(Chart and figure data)
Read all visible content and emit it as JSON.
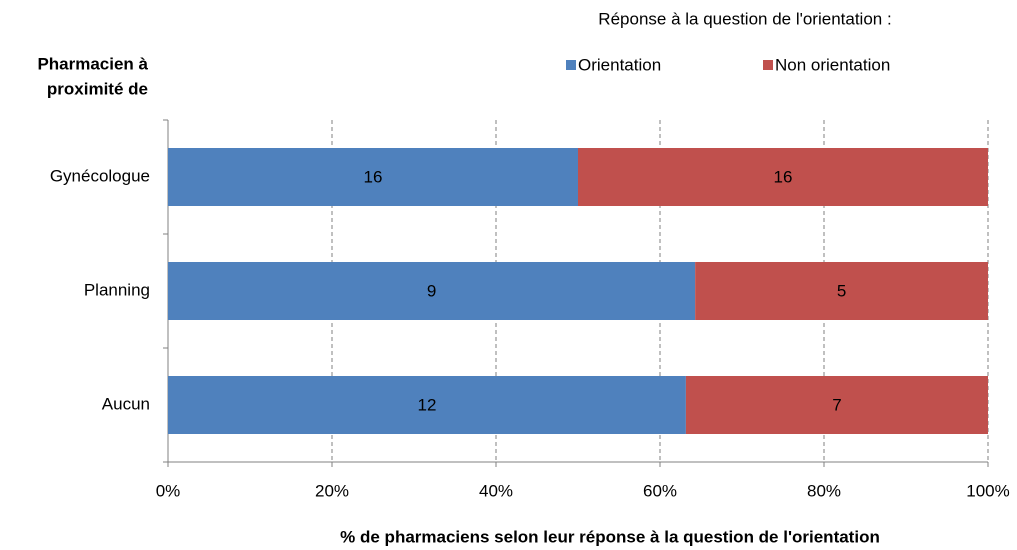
{
  "chart_data": {
    "type": "bar",
    "orientation": "horizontal",
    "stacking": "percent",
    "y_label": [
      "Pharmacien à",
      "proximité de"
    ],
    "x_label": "% de pharmaciens selon leur réponse à la question de l'orientation",
    "legend_title": "Réponse à la question de l'orientation :",
    "categories": [
      "Gynécologue",
      "Planning",
      "Aucun"
    ],
    "series": [
      {
        "name": "Orientation",
        "color": "#4f81bd",
        "values": [
          16,
          9,
          12
        ]
      },
      {
        "name": "Non orientation",
        "color": "#c0504d",
        "values": [
          16,
          5,
          7
        ]
      }
    ],
    "xlim": [
      0,
      100
    ],
    "xticks": [
      {
        "value": 0,
        "label": "0%"
      },
      {
        "value": 20,
        "label": "20%"
      },
      {
        "value": 40,
        "label": "40%"
      },
      {
        "value": 60,
        "label": "60%"
      },
      {
        "value": 80,
        "label": "80%"
      },
      {
        "value": 100,
        "label": "100%"
      }
    ],
    "grid": true,
    "legend": "top"
  }
}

* Problem: Copy out the records above in full, exactly as written, but not the pictures.

* Result of the task:
Read all visible content and emit it as JSON.
{
  "chart_data": {
    "type": "bar",
    "orientation": "horizontal",
    "stacking": "percent",
    "y_label": [
      "Pharmacien à",
      "proximité de"
    ],
    "x_label": "% de pharmaciens selon leur réponse à la question de l'orientation",
    "legend_title": "Réponse à la question de l'orientation :",
    "categories": [
      "Gynécologue",
      "Planning",
      "Aucun"
    ],
    "series": [
      {
        "name": "Orientation",
        "color": "#4f81bd",
        "values": [
          16,
          9,
          12
        ]
      },
      {
        "name": "Non orientation",
        "color": "#c0504d",
        "values": [
          16,
          5,
          7
        ]
      }
    ],
    "xlim": [
      0,
      100
    ],
    "xticks": [
      {
        "value": 0,
        "label": "0%"
      },
      {
        "value": 20,
        "label": "20%"
      },
      {
        "value": 40,
        "label": "40%"
      },
      {
        "value": 60,
        "label": "60%"
      },
      {
        "value": 80,
        "label": "80%"
      },
      {
        "value": 100,
        "label": "100%"
      }
    ],
    "grid": true,
    "legend": "top"
  }
}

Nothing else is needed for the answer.